Challenge A →
Answer these from the post about Eva Ibbotson:
(i) In what year are the five conception scenes that open Manja set?
(ii) Who wrote the introduction to Manja?
(iii) Where did the writer come across a copy of A Glove Shop in Vienna and other stories?
Challenge B → List every children's book by Eva Ibbotson that the post about her names.

Source document →
Several years ago I read Manja by Anna Gmeyer which was published by Persephone Books.
"Written in London by a young Austrian playwright in exile, Manja opens, radically, with five conception scenes one night in 1920. Set in the turbulent Germany of the Weimar Republic, it goes on, equally dramatically, to describe the lives of the children and their families until 1933 when the Nazis came to power.".
Not an easy book for me and I struggled with it but when I finally reached the last page I was glad I had read it. One of those books that you may never read again, but are there in your subconscious and, perhaps unknowingly, have left an impression that leads you on to reading other things.
One discovery that delighted me when reading the introduction to Manja, was finding that it was written by Eva Ibbotson, who has been one of my favourite writers for some twenty+ years with her books of enchantment and wit, set in Vienna, Russia and South America. Another discovery was that she was Anne Gmeyer's daughter and the childhood she had described in her book The Morning Gift was based on that of she and her mother when they left Austria after the Anschluss. It made the perfect link for me.
I am revisiting my past posts on Eva Ibbotson as the author Amanda Craig, amongst others, has been discussing her on Twitter and asking why she is not better known. I have been joining in the discussion and decided to see what I had written about her in the past.
Eva Ibbotson is well known for her children's books, Which Witch?, The Secret of Platform 13, The Island of the Aunts and The Star of Kazan to name a few, but for me Eva Ibbotson is the author of books imbued with her love of music, opera and ballet that I have read so many times and which I turn to on many occasions when no other book will do. Though I love them all, the ones that appeal to me most are those set in Vienna.
Oh, how I want to visit this city and I am so determined to do so. Ever since I was a little girl this city has seemed to me to be a place of enchantment, the home of Johann Strauss, the Prater, the coffee houses, Sachertorte, the Schonbrunn, the home where Elizabeth of Austria reigned, she of the magical Winterhalter painting with flowers in her hair, the annual New Year's Concert and of the course, Viennese opera and operetta.
I have a copy of A Glove Shop in Vienna and other stories. I came across it in a second hand bookshop some
years ago and grabbed it straight away. I have just gone on line to see if there is a new edition of it as there have been of many of Eva's titles but not this one it seems. The one pictured left seems to be the only one available at the moment,
I read the opening paragraphs of the first story on the first page and knew that I had another gem in front of me:
"It was mid-December and a night of snow. All day the thick soft flakes had fallen quietly, covering the blank faced nymphs and satyrs on Vienna's innumerable fountains; blanketing the bronze rumps of the rearing horse on which dead warriors of the Habsurg Empire rode forever; giving the trees along the Ringstrasse a spare Siberian splendour.

(Layout region records)
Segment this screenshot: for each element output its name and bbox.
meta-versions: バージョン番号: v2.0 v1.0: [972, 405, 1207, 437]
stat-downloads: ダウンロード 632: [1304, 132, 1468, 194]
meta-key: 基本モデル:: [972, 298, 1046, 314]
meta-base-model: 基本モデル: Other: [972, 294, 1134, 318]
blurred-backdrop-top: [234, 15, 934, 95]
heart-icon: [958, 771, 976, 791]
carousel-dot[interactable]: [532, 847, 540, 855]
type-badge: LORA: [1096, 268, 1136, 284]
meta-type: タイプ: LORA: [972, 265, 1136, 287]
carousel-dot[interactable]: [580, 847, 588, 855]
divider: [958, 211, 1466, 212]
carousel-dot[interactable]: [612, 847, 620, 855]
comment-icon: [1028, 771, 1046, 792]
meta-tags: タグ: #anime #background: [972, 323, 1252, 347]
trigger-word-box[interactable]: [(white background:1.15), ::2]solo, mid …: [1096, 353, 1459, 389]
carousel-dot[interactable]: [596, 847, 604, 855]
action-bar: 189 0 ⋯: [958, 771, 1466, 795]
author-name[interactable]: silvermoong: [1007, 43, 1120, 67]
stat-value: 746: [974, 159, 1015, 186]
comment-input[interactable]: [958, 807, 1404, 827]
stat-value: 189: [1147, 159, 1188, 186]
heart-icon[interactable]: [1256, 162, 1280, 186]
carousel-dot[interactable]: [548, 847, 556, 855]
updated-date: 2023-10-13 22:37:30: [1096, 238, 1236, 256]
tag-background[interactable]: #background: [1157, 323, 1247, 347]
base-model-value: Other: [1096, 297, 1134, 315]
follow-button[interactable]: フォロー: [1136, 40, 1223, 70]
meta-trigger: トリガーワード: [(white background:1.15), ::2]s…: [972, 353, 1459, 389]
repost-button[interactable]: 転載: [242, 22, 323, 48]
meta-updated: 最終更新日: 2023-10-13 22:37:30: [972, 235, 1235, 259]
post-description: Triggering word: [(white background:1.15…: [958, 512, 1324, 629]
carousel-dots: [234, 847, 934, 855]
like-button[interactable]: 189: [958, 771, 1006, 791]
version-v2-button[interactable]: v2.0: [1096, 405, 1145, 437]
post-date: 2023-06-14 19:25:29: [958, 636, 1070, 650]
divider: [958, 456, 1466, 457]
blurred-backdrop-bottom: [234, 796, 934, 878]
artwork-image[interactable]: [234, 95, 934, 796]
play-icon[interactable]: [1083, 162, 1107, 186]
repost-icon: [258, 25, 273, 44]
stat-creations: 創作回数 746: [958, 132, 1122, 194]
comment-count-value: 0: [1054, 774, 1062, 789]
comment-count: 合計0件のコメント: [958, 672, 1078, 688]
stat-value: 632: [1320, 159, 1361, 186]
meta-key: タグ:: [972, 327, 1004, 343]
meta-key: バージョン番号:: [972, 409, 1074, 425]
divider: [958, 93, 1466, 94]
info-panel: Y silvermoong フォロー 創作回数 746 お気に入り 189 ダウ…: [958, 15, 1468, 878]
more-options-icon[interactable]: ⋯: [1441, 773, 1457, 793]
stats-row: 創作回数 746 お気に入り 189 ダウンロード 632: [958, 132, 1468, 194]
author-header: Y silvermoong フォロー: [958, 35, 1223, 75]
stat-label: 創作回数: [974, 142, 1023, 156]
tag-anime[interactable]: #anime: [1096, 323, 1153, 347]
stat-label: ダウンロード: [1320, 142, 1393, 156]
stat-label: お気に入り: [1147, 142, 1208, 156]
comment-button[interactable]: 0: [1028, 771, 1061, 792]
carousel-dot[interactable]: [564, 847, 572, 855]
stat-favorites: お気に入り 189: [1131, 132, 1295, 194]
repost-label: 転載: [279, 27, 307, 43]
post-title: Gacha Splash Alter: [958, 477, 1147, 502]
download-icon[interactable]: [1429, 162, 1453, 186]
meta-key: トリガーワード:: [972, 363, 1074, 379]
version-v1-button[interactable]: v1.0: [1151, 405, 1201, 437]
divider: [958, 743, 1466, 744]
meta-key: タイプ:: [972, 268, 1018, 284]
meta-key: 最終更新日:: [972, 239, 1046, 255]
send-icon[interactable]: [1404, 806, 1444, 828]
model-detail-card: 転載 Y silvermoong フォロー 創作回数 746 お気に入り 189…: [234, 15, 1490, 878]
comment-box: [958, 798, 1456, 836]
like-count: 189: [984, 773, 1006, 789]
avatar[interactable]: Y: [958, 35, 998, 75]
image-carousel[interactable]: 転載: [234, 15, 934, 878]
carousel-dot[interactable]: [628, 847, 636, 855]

Correct answer A →
(i) 1920
(ii) Eva Ibbotson
(iii) In a second hand bookshop

Correct answer B →
Which Witch?
The Secret of Platform 13
The Island of the Aunts
The Star of Kazan